→ TASK REQUIREMENTS:
Count every line of these entries that holds the word "this", and reply with the number only.

→ GIVEN ENTRIES:

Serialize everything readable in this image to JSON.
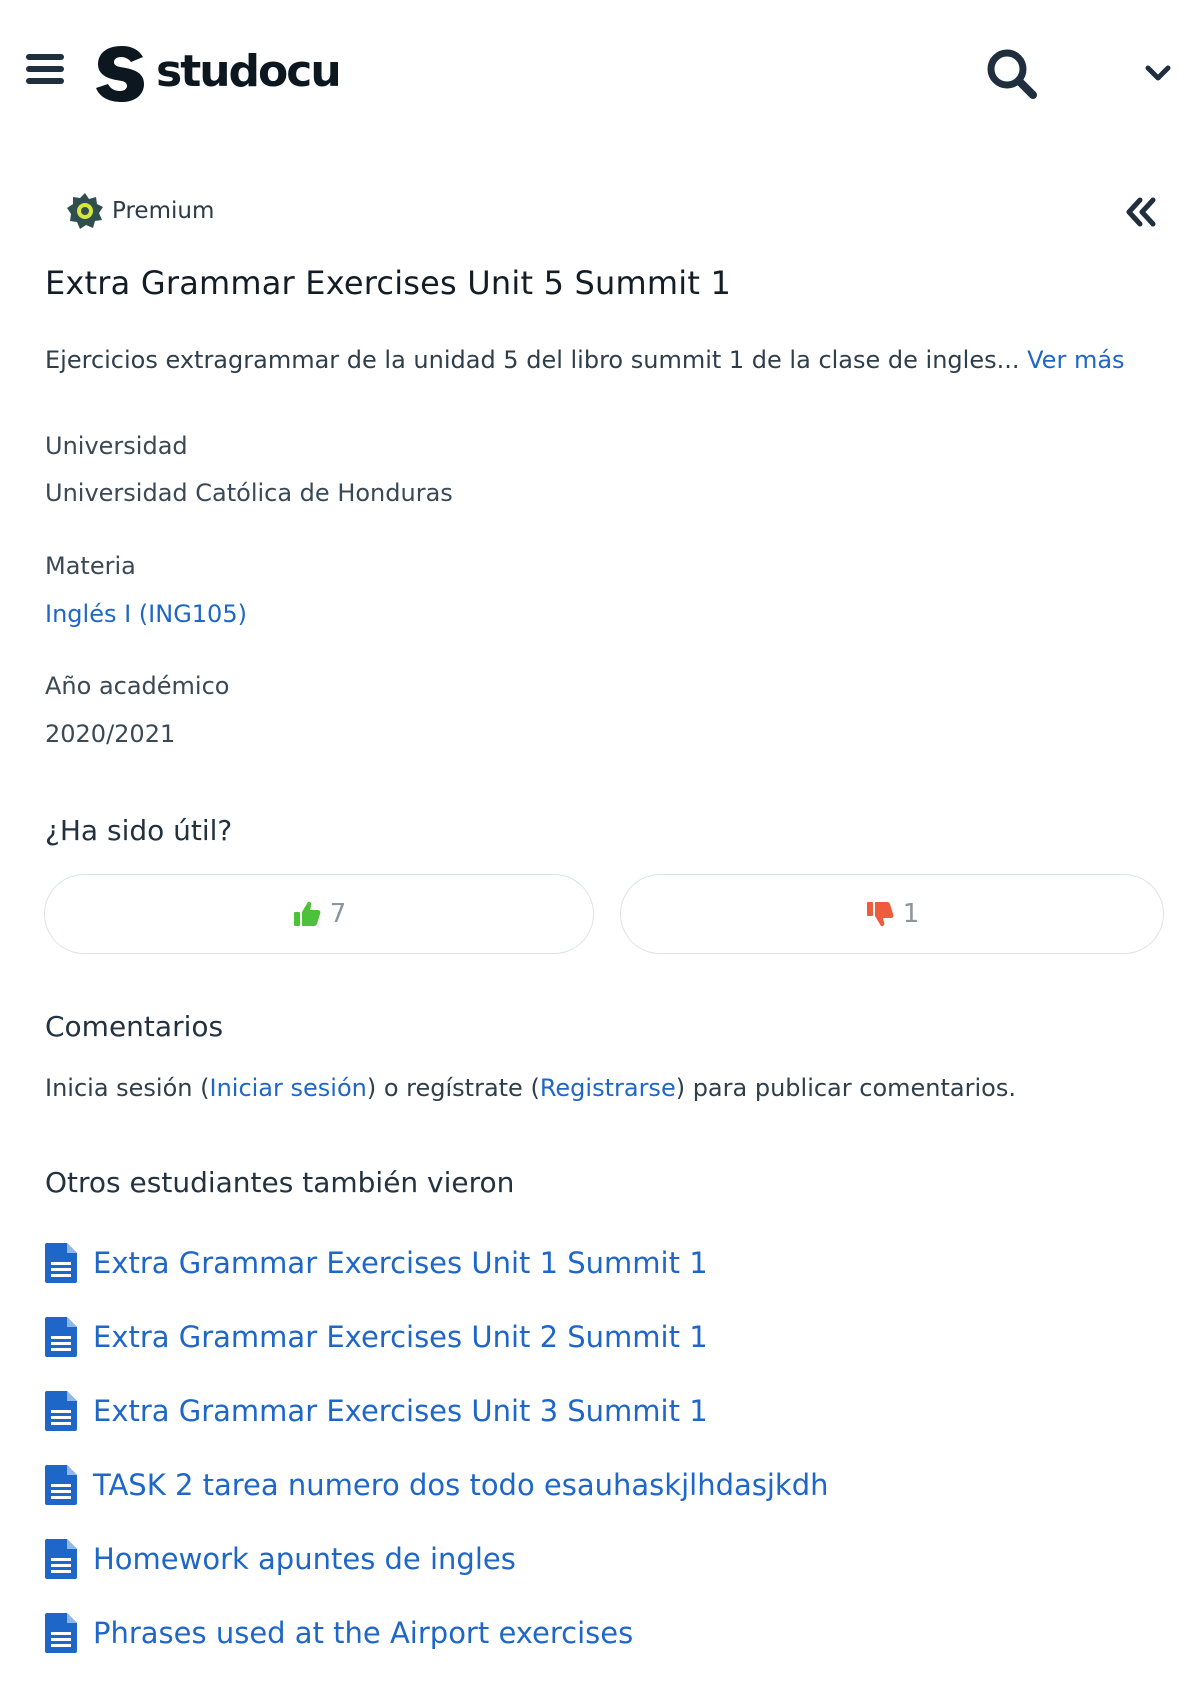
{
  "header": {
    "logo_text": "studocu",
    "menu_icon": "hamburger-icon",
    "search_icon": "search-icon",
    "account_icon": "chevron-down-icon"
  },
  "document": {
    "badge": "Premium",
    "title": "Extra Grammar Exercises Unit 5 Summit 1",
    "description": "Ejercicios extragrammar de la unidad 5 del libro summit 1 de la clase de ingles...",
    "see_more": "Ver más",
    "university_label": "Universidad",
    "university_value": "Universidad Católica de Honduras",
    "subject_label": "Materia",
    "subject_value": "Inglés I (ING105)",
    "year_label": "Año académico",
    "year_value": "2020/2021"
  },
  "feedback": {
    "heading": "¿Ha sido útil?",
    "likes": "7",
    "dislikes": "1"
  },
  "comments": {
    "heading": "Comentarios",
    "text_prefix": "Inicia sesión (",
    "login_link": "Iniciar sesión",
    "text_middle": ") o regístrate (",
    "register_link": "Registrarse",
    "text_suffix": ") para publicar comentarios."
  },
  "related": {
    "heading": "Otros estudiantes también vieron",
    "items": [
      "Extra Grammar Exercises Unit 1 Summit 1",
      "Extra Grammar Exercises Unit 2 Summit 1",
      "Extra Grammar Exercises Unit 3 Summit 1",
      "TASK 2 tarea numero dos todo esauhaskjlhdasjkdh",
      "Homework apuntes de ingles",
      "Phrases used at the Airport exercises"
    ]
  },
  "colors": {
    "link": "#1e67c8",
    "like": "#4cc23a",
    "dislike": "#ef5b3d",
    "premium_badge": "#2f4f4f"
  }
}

==

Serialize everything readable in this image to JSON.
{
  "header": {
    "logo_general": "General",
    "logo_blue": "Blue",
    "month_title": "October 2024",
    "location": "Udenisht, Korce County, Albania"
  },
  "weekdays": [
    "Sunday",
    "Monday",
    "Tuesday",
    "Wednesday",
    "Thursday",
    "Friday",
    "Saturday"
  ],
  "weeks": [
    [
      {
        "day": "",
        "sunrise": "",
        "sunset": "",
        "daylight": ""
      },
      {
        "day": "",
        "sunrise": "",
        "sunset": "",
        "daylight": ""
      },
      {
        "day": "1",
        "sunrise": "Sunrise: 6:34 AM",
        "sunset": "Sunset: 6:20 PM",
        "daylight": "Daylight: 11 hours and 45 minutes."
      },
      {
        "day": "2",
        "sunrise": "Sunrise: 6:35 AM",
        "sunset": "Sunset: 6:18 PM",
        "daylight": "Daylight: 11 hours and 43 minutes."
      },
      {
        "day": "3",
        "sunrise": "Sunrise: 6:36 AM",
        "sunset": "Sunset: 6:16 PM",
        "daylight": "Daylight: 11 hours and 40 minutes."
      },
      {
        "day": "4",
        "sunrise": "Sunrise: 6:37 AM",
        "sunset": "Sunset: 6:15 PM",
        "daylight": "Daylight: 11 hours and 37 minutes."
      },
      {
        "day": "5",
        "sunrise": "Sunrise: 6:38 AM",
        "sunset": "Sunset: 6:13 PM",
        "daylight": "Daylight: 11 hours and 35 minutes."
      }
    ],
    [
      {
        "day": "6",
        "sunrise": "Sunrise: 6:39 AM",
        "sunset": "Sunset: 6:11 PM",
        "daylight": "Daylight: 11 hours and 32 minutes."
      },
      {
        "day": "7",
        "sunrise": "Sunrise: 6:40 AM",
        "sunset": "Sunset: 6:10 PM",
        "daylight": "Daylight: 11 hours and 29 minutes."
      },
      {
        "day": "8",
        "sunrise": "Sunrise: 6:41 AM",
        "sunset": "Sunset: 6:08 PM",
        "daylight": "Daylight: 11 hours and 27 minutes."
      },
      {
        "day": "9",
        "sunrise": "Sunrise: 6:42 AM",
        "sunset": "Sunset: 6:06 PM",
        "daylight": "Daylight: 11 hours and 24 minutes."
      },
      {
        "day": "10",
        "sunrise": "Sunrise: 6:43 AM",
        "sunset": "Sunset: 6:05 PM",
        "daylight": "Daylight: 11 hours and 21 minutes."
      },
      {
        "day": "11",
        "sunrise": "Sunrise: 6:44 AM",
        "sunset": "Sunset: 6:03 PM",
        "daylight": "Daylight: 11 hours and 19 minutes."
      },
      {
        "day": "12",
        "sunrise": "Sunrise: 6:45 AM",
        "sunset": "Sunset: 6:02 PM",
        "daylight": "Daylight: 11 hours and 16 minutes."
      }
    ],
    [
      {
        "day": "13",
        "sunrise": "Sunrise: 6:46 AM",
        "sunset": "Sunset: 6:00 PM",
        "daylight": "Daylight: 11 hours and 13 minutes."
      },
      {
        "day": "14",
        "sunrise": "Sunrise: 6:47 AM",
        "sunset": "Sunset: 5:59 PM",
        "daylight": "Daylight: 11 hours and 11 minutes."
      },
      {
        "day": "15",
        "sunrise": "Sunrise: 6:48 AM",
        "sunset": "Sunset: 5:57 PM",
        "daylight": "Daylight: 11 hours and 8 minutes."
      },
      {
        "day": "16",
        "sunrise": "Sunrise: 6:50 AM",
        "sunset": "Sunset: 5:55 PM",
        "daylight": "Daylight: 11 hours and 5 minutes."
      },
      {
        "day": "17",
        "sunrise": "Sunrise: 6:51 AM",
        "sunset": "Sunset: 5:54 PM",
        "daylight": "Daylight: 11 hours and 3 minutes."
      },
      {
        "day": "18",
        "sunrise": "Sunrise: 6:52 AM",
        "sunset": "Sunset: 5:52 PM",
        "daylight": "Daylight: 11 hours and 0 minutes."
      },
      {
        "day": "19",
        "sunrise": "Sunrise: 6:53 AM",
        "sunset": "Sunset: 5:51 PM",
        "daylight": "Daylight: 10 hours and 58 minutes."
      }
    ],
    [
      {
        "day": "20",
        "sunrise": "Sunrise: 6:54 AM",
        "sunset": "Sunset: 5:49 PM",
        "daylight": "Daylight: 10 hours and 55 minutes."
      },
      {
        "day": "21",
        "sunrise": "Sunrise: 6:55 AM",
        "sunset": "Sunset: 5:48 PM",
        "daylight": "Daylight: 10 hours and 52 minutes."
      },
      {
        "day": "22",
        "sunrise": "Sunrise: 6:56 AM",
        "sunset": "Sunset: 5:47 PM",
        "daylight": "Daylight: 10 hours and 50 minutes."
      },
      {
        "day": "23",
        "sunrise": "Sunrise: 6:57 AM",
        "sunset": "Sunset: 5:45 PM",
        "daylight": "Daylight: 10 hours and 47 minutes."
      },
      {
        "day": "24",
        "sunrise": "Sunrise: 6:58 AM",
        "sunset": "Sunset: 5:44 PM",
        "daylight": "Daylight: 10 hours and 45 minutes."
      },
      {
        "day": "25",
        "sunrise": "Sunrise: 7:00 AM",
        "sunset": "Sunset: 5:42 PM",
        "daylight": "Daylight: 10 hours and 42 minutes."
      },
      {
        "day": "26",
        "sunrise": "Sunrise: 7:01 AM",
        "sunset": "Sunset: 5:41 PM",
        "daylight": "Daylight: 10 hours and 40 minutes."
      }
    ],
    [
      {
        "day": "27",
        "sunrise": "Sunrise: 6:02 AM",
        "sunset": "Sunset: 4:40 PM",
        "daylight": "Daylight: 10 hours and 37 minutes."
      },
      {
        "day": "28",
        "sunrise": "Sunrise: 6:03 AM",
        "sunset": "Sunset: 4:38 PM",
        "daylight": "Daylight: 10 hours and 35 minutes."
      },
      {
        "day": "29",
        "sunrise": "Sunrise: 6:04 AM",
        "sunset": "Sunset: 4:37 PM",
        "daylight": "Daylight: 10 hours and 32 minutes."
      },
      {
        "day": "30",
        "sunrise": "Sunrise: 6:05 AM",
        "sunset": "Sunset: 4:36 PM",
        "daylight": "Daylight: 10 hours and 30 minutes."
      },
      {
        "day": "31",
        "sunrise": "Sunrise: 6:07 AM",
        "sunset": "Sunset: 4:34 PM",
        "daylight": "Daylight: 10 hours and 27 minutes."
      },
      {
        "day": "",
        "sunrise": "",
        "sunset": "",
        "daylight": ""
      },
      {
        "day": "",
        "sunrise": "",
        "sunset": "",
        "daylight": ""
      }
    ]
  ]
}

...

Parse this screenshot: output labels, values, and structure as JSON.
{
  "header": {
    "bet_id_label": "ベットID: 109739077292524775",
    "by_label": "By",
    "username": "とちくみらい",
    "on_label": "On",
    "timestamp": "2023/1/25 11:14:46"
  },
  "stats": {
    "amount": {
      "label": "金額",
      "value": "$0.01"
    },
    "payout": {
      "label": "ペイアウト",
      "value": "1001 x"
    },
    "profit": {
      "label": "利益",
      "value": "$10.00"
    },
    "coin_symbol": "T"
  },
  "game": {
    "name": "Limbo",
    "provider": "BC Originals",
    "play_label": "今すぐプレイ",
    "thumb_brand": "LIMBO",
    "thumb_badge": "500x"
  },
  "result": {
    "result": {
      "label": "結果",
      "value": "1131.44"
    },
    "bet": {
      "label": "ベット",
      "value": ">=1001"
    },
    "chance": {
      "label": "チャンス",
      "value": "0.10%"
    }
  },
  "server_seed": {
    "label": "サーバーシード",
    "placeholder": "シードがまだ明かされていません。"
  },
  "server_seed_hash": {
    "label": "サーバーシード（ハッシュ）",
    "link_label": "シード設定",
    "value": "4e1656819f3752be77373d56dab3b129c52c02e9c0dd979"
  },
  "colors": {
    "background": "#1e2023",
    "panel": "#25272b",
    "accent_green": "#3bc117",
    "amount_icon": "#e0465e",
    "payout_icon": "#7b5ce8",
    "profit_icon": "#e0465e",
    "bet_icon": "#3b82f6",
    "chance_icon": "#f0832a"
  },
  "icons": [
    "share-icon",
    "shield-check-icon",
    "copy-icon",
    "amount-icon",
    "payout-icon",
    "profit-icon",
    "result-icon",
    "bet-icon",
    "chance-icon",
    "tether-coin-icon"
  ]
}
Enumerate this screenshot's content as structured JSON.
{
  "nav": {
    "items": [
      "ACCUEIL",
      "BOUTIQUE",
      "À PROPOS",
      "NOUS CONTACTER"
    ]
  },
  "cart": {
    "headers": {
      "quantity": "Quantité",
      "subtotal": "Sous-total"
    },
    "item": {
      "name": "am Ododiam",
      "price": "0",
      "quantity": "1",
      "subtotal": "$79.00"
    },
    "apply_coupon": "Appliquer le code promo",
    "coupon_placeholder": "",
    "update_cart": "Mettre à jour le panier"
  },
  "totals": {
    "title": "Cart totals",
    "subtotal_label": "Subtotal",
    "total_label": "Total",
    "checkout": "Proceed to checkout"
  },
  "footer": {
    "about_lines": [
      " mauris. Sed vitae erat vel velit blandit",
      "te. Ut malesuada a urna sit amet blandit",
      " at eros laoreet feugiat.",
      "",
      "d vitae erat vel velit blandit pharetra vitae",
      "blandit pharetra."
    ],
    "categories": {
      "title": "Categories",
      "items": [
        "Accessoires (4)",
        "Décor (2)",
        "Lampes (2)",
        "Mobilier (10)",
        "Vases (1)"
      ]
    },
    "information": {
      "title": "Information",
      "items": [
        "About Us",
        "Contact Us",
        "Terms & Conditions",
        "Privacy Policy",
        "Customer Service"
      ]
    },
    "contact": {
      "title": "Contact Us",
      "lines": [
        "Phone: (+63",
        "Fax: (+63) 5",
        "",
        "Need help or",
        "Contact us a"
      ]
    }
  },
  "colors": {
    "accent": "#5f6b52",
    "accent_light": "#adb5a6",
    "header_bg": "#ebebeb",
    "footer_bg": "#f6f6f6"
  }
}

→ THE RESPONSE:
4